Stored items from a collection
——————

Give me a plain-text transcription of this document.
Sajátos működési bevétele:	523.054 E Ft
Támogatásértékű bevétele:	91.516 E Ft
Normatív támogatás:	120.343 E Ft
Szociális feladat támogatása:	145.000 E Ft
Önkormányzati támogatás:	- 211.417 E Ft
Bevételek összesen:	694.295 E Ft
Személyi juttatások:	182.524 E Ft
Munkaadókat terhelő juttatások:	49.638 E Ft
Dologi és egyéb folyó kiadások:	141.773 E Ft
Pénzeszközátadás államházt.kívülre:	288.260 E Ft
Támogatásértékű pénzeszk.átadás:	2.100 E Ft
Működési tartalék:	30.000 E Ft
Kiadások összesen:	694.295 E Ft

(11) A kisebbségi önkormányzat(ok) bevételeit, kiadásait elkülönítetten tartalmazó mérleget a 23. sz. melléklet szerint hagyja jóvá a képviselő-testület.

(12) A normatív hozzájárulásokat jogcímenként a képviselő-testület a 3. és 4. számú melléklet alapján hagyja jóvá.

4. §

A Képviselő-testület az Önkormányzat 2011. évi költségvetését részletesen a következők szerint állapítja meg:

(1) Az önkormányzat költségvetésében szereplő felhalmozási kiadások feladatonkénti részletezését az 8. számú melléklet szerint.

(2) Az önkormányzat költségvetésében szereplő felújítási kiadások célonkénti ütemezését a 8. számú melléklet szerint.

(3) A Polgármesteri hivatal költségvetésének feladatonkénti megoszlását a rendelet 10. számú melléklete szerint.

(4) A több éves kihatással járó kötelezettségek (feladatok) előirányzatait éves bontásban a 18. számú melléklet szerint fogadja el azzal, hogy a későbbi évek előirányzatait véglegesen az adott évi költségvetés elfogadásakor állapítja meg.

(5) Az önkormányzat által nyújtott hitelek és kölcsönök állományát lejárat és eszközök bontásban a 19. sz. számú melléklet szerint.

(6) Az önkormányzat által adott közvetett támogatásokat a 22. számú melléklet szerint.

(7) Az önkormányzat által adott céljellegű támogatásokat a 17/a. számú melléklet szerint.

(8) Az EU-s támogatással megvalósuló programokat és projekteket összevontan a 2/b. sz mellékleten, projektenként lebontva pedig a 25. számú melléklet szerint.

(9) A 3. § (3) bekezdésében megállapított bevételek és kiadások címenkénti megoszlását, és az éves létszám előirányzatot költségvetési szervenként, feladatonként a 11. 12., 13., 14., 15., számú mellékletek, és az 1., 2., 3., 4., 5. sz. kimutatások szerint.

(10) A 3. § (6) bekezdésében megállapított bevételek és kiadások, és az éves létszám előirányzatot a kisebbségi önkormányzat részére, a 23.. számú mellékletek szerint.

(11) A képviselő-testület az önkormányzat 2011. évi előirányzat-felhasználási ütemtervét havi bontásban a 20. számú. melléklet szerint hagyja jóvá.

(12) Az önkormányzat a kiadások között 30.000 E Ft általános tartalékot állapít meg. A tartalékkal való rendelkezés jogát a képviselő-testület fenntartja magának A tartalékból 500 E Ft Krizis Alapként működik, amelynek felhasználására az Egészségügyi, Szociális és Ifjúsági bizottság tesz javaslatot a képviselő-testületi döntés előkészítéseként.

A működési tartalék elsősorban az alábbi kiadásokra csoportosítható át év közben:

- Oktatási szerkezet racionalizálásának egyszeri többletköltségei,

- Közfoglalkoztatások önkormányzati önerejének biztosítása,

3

——————

Directions »
Copy out every line where the word "szereplő" occurs.

The output »
(1) Az önkormányzat költségvetésében szereplő felhalmozási kiadások feladatonkénti részletezését az 8. számú melléklet szerint.
(2) Az önkormányzat költségvetésében szereplő felújítási kiadások célonkénti ütemezését a 8. számú melléklet szerint.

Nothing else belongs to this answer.